■ Goal
Reproduce the CRIU checkpoint-restore patch message below in full, word for word and line for line.

■ Source passage
◇ ◇ ◇ ◇

[PATCH 03/18] drm/amdkfd: CRIU Introduce Checkpoint-Restore APIs

Felix Kuehling felix.kuehling at amd.com
Mon Aug 23 18:57:36 UTC 2021


Am 2021-08-19 um 9:36 a.m. schrieb David Yat Sin:
> From: Rajneesh Bhardwaj <rajneesh.bhardwaj at amd.com>
>
> Checkpoint-Restore in userspace (CRIU) is a powerful tool that can
> snapshot a running process and later restore it on same or a remote
> machine but expects the processes that have a device file (e.g. GPU)
> associated with them, provide necessary driver support to assist CRIU
> and its extensible plugin interface. Thus, In order to support the
> Checkpoint-Restore of any ROCm process, the AMD Radeon Open Compute
> Kernel driver, needs to provide a set of new APIs that provide
> necessary VRAM metadata and its contents to a userspace component
> (CRIU plugin) that can store it in form of image files.
>
> This introduces some new ioctls which will be used to checkpoint-Restore
> any KFD bound user process. KFD doesn't allow any arbitrary ioctl call
> unless it is called by the group leader process. Since these ioctls are
> expected to be called from a KFD criu plugin which has elevated ptrace
> attached privileges and CAP_SYS_ADMIN capabilities attached with the file
> descriptors so modify KFD to allow such calls.
>
> (API redesign suggested by Felix Kuehling and implemented by David Yat
> Sin)

◇ ◇ ◇ ◇

■ Record extracts
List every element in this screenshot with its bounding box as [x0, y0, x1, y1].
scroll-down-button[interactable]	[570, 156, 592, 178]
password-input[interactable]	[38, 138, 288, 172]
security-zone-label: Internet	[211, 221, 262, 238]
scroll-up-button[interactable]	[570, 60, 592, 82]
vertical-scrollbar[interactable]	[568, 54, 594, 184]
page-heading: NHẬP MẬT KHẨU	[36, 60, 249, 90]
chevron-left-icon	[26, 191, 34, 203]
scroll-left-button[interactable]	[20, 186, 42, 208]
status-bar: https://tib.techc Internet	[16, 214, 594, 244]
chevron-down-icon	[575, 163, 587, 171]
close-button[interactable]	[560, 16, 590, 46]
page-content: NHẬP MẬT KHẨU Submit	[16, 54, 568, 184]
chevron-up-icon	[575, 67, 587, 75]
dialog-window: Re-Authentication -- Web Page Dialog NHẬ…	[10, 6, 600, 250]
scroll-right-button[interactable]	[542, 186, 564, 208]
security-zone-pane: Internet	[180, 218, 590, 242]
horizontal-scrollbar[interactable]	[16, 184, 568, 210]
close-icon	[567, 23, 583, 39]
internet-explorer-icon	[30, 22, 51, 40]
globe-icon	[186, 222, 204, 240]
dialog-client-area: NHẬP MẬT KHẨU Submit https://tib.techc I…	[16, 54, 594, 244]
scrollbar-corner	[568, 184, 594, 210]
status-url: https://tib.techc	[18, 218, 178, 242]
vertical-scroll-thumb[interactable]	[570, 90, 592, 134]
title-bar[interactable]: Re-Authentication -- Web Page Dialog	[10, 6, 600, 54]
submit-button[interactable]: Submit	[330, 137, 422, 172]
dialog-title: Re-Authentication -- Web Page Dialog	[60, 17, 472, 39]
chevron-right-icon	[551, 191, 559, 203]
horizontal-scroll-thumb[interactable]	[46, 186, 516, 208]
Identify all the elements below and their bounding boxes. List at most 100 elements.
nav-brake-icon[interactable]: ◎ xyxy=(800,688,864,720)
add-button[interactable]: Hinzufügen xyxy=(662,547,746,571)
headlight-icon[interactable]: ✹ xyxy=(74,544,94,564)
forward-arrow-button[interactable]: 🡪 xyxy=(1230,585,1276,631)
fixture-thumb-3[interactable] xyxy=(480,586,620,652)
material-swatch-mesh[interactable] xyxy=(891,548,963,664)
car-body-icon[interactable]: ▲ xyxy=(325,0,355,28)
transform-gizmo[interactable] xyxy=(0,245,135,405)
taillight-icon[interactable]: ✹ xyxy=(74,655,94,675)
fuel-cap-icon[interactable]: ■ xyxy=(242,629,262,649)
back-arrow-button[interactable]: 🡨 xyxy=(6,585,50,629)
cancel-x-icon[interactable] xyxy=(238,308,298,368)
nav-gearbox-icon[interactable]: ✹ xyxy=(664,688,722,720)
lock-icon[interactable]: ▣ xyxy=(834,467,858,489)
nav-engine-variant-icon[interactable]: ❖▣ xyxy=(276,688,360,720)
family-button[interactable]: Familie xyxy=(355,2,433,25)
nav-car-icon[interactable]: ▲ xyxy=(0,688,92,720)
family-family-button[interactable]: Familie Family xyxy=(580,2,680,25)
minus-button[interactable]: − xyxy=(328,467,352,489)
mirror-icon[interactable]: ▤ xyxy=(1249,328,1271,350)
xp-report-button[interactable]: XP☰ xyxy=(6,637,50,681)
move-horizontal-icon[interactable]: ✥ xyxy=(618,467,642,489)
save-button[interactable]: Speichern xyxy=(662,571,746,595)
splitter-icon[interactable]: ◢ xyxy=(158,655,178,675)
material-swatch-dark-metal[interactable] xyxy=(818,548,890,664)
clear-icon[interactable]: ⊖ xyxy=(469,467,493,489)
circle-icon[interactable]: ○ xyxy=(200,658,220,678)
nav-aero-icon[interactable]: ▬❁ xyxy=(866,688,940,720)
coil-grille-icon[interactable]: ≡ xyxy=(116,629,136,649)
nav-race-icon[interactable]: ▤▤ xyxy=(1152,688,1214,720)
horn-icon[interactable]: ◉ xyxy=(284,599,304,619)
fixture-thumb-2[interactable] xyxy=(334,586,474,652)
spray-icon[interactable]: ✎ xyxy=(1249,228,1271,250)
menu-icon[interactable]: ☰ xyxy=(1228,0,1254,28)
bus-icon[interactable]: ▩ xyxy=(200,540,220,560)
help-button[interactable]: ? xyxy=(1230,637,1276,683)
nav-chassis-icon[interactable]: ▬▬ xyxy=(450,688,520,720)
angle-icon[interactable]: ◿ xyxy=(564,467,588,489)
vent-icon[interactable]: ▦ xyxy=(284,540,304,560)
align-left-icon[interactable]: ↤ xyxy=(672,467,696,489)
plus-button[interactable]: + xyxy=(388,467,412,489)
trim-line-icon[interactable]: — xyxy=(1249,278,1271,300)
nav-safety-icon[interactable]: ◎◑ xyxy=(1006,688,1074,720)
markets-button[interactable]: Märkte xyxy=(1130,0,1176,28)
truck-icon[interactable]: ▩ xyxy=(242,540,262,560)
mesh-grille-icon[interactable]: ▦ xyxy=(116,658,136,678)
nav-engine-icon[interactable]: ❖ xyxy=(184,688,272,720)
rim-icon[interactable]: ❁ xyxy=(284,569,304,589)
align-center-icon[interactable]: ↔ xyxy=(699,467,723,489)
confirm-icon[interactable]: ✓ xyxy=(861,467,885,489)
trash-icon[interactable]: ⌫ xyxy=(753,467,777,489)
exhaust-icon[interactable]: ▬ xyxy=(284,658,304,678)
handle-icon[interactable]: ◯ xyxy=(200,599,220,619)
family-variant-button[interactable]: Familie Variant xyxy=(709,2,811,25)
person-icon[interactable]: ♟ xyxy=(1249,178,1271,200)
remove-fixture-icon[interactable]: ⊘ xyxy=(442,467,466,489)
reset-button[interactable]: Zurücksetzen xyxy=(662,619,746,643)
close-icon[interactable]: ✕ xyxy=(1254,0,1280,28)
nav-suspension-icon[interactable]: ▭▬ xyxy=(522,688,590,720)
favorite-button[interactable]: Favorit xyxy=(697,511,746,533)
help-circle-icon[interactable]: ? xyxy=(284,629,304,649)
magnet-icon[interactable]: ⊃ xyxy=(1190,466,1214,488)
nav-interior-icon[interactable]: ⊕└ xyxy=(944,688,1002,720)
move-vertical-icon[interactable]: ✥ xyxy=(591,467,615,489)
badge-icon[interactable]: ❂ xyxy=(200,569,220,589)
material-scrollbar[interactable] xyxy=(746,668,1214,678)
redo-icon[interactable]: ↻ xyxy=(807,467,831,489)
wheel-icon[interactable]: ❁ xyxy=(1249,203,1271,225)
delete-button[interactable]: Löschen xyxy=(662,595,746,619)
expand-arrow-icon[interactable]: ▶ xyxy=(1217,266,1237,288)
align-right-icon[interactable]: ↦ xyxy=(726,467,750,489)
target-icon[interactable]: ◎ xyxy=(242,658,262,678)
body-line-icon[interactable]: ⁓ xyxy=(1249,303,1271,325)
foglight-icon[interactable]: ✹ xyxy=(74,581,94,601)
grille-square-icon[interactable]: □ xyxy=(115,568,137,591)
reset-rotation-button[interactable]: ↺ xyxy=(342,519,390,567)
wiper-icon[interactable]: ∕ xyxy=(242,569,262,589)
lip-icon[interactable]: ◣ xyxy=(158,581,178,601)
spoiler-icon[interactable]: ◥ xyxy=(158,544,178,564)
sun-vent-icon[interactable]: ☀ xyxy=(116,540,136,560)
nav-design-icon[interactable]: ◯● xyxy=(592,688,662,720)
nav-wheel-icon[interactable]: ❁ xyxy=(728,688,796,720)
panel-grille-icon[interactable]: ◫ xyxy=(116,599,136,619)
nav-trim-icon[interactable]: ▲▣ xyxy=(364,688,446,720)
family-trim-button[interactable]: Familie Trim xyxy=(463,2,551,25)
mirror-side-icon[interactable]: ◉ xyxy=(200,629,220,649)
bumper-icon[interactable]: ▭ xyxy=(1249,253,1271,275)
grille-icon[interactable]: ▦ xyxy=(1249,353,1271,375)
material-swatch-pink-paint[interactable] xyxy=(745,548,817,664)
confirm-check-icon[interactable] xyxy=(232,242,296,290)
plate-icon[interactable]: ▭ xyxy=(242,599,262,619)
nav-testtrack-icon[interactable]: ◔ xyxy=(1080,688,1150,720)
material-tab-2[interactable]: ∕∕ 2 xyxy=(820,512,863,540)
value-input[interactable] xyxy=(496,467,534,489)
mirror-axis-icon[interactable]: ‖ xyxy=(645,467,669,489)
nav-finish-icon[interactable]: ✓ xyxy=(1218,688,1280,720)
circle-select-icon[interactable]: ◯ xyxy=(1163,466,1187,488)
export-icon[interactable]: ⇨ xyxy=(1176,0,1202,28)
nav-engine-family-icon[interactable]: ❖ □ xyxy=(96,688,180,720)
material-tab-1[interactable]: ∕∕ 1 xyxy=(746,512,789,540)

◇ ◇ ◇ ◇

■ Output for this exercise
[PATCH 03/18] drm/amdkfd: CRIU Introduce Checkpoint-Restore APIs

Felix Kuehling felix.kuehling at amd.com
Mon Aug 23 18:57:36 UTC 2021


Am 2021-08-19 um 9:36 a.m. schrieb David Yat Sin:
> From: Rajneesh Bhardwaj <rajneesh.bhardwaj at amd.com>
>
> Checkpoint-Restore in userspace (CRIU) is a powerful tool that can
> snapshot a running process and later restore it on same or a remote
> machine but expects the processes that have a device file (e.g. GPU)
> associated with them, provide necessary driver support to assist CRIU
> and its extensible plugin interface. Thus, In order to support the
> Checkpoint-Restore of any ROCm process, the AMD Radeon Open Compute
> Kernel driver, needs to provide a set of new APIs that provide
> necessary VRAM metadata and its contents to a userspace component
> (CRIU plugin) that can store it in form of image files.
>
> This introduces some new ioctls which will be used to checkpoint-Restore
> any KFD bound user process. KFD doesn't allow any arbitrary ioctl call
> unless it is called by the group leader process. Since these ioctls are
> expected to be called from a KFD criu plugin which has elevated ptrace
> attached privileges and CAP_SYS_ADMIN capabilities attached with the file
> descriptors so modify KFD to allow such calls.
>
> (API redesign suggested by Felix Kuehling and implemented by David Yat
> Sin)